"""
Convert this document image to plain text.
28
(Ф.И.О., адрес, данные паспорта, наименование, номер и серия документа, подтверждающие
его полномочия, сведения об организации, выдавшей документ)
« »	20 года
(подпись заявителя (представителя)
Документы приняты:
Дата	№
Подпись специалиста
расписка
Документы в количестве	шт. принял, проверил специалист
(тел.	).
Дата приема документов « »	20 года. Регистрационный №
"""
"""
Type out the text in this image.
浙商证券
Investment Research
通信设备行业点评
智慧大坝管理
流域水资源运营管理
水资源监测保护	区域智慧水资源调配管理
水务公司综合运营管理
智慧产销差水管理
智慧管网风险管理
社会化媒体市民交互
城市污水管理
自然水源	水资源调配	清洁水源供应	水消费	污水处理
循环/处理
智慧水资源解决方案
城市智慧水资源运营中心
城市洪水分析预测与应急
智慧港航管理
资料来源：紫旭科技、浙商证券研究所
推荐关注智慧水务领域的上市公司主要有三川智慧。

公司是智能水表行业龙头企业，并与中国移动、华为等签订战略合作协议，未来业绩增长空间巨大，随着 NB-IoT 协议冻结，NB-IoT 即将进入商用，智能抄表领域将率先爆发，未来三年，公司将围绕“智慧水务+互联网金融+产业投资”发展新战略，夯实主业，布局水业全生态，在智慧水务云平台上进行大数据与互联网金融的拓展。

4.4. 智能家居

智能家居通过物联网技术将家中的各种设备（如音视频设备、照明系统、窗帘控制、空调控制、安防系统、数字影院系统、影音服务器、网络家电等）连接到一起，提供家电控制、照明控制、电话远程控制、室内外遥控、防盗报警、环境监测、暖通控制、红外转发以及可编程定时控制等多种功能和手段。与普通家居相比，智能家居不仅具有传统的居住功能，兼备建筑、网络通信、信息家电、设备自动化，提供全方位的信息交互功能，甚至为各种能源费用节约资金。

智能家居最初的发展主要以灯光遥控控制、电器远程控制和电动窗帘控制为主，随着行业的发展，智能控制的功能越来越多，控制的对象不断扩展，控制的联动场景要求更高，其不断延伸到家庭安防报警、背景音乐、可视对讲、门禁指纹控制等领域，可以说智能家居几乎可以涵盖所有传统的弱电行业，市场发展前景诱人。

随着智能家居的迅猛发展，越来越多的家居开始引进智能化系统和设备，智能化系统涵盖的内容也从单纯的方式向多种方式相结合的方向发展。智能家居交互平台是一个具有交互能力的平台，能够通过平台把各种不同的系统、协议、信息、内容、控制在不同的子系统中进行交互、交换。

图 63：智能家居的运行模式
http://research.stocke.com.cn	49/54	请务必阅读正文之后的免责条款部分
"""
"""
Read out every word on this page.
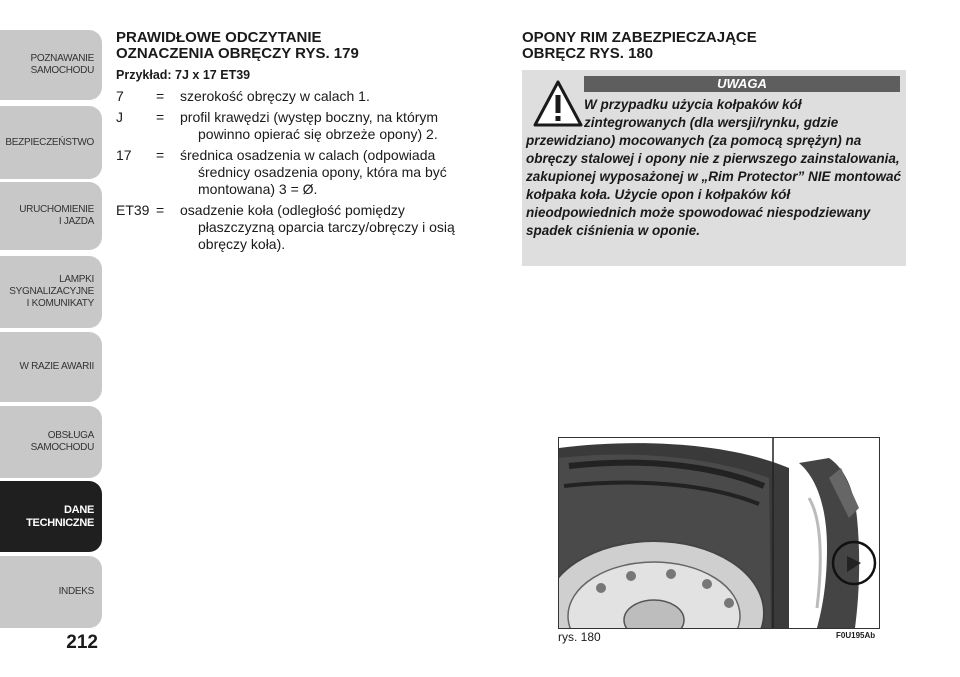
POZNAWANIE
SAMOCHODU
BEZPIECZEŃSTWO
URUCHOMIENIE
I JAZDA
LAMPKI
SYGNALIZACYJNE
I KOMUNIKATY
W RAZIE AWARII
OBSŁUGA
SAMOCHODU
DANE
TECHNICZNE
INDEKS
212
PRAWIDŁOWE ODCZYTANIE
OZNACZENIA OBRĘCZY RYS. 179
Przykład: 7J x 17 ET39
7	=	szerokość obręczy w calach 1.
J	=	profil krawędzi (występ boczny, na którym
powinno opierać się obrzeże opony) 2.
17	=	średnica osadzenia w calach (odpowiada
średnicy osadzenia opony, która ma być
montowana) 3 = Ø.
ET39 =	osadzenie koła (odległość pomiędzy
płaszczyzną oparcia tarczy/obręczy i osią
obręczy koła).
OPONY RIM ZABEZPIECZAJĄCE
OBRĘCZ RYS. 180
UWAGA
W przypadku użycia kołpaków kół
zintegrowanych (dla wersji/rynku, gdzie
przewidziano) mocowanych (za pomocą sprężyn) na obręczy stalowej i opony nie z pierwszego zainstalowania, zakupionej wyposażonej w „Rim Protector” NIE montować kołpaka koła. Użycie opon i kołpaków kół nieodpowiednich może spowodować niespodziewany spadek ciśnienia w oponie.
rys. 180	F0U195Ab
"""
Copy and report every line where the word "koła" is present.

ET39 =	osadzenie koła (odległość pomiędzy
obręczy koła).
przewidziano) mocowanych (za pomocą sprężyn) na obręczy stalowej i opony nie z pierwszego zainstalowania, zakupionej wyposażonej w „Rim Protector” NIE montować kołpaka koła. Użycie opon i kołpaków kół nieodpowiednich może spowodować niespodziewany spadek ciśnienia w oponie.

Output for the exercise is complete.